### Requests
**A.** Please translate this sentence from the blog post on "Tiger! Tiger!" into Spanish: "The human villagers are very superstitious, and this leads them to judge and ultimately reject Mowgli."
**B.** In the blog post on "Tiger! Tiger!", who comes across as a human parallel to Raksha?

How is the reading going? Do you prefer the Mowgli stories or the non-Mowgli stories?

“Tiger! Tiger!”

Last time we saw Mowgli, he was being kidnapped by monkeys or being kicked out of his pack. While he showed resourcefulness in the previous two stories, in “Tiger! Tiger!” Mowgli appears as much more confident and in control of his situation than before. He’s still like, what, ten years old? “Mowgli made it very clear to the children with him that he was the master.” I’m too scared to meet this kid as a grown-up. Raised by beasts that live by the survival of the strongest, Mowgli “did not know his own strength in the least” until he is faced with other human kids his age.

Mowgli is portrayed as smarter and stronger than the other humans in this story, but he is also more creative than the animals. Mowgli knows how important communication and language is to wielding power – “What is the good of a man if he does not understand man’s talk? Now I am as silly and dumb as a man would be with us in the jungle. I must learn their talk.” So he does, and then he can talk to both animals and humans, but is accepted by neither – he’s already been kicked out of the wolf pack and by the end of this story, he’s kicked out of the village, even though he’s good at his job and kills a tiger. “They are not unlike the Pack, these brothers of thine,” says Akela, who has also been exiled from his people and might be a tad bitter about it.

The human villagers are very superstitious, and this leads them to judge and ultimately reject Mowgli. But I wonder, is their superstition any better or worse than the animals’ ruthless Jungle Law? I’m not sure. Mowgli doesn’t understand the caste system that the villagers live by, but the animals seem to have a caste system of their own: for example, the divisions between predators and prey, and the outcast Monkey People. The People of the Jungle have a very strict hierarchy that keeps each animal in its proper place, very similar to the human castes, and are extremely uninterested in democracy of any kind. Bagheera and Akela, at the end of the story, are observing that the Pack isn’t doing so well now that it’s every wolf for himself; Bagheera comments: “Not for nothing are ye called the Free People. Ye fought for freedom, and it is yours. Eat it, O Wolves.” Yikes.

So far we’ve seen two actual females in this book: foster mom Messua plays a small role in this story, and comes across as a human parallel to Raksha. Both of these moms love Mowgli even though they didn’t give birth to him, which is awesome, but it would be great if there were more ladies. Bagheera and Baloo aren’t really present in this story; instead Grey Brother and Akela are Mowgli’s partners in crime. They are the only ones that appear on equal footing with Mowgli, rather than the adult villagers, the child herders, or the cattle, who are used as pawns in the fight against Shere Khan.

Shere Khan’s death was really abrupt, but it seems to be real, since Mowgli has his skin and everything. Again, I find it strange that Shere Khan is always portrayed as a frightening and powerful villain in the adaptations of the book, whereas in these stories Mowgli almost always has the upper hand on the tiger. I mean, Shere Khan doesn’t even have hands.

giphy (38).gif

What’s next for Mowgli now that he’s defeated his enemy? I’m curious to find out.

Related poem: “The Tyger” by William Blake

“Mowgli’s Song”

### Source excerpt
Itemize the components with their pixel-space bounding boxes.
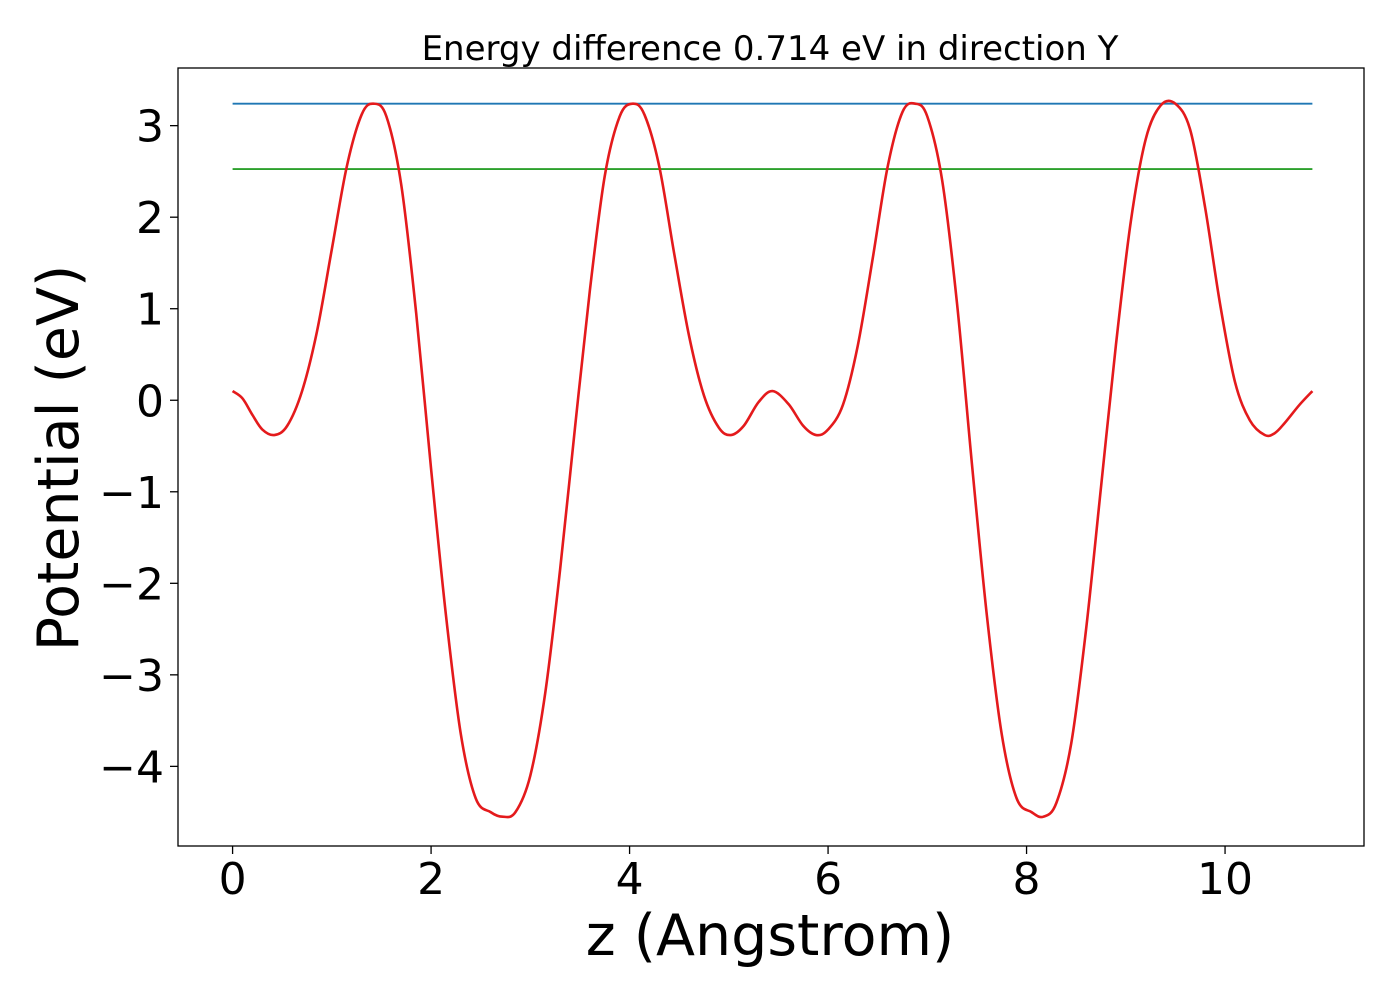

### Answers in order
**A.** Los aldeanos humanos son muy supersticiosos, y esto los lleva a juzgar y, en última instancia, a rechazar a Mowgli.

**B.** Messua, Mowgli's foster mom.